--- begin ---

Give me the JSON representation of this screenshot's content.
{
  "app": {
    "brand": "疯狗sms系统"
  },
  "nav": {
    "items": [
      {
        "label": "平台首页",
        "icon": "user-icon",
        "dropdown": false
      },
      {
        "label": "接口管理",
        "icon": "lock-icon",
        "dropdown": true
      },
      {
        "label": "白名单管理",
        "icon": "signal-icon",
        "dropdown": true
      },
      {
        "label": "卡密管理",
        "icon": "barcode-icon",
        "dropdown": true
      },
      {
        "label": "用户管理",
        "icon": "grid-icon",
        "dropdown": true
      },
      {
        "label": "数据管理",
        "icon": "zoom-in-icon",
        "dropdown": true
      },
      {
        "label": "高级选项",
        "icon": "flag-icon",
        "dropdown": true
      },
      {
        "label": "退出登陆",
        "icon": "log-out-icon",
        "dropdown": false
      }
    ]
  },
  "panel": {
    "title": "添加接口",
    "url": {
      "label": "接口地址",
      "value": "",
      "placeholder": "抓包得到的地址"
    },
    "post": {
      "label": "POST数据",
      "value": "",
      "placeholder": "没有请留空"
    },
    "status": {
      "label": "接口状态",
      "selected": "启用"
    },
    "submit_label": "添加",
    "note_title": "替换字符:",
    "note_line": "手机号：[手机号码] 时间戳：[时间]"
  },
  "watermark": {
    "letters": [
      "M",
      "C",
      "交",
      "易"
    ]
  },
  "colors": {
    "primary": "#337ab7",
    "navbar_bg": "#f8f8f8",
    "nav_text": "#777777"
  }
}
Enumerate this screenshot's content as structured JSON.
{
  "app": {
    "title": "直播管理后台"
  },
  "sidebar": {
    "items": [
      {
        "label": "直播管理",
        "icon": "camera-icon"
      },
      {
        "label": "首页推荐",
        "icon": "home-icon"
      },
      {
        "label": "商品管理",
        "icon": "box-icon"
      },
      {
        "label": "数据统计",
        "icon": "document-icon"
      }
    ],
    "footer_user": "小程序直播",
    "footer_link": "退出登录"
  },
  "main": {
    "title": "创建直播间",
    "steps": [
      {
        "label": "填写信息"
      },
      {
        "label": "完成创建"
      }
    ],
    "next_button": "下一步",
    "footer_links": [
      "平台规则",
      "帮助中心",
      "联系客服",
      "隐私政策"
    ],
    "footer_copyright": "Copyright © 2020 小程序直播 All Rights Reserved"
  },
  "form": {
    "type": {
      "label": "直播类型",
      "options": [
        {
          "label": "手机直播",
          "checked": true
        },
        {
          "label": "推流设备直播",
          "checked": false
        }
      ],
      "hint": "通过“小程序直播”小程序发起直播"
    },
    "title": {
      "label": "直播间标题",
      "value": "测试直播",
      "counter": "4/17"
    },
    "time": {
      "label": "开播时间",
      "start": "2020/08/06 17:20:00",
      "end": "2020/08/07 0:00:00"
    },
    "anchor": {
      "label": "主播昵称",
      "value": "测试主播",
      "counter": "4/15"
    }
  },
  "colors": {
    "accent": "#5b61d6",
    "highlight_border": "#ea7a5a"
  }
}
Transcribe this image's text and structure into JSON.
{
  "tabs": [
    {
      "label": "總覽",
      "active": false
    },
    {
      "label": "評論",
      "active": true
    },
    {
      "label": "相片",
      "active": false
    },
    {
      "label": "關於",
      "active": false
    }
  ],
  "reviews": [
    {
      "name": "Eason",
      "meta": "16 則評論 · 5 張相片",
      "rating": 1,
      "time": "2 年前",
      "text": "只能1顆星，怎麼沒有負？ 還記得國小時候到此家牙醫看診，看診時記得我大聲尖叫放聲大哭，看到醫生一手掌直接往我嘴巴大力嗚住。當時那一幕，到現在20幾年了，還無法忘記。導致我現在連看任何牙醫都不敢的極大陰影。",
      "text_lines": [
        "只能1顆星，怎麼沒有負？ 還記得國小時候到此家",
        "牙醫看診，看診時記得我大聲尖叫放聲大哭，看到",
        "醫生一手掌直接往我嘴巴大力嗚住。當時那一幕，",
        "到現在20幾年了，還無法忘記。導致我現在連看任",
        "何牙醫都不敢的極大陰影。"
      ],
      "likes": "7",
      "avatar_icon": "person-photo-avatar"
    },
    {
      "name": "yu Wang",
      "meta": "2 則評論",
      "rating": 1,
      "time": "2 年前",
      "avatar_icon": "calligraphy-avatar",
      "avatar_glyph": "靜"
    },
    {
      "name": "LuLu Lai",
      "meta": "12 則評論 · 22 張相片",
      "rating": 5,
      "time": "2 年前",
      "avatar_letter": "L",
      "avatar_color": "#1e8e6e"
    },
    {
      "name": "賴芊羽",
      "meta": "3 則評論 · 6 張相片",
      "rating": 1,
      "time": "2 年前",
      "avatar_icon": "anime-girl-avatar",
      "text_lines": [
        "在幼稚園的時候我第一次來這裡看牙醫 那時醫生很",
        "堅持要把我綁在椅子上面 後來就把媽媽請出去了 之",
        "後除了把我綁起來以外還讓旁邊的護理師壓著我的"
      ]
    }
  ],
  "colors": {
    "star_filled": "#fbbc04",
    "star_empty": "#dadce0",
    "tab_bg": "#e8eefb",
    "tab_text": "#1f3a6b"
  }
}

--- end ---

Problem to work on: Whichever lines contain the string "content", select and copy them.

Response below:
Give me the JSON representation of this screenshot's content.
Enumerate this screenshot's content as structured JSON.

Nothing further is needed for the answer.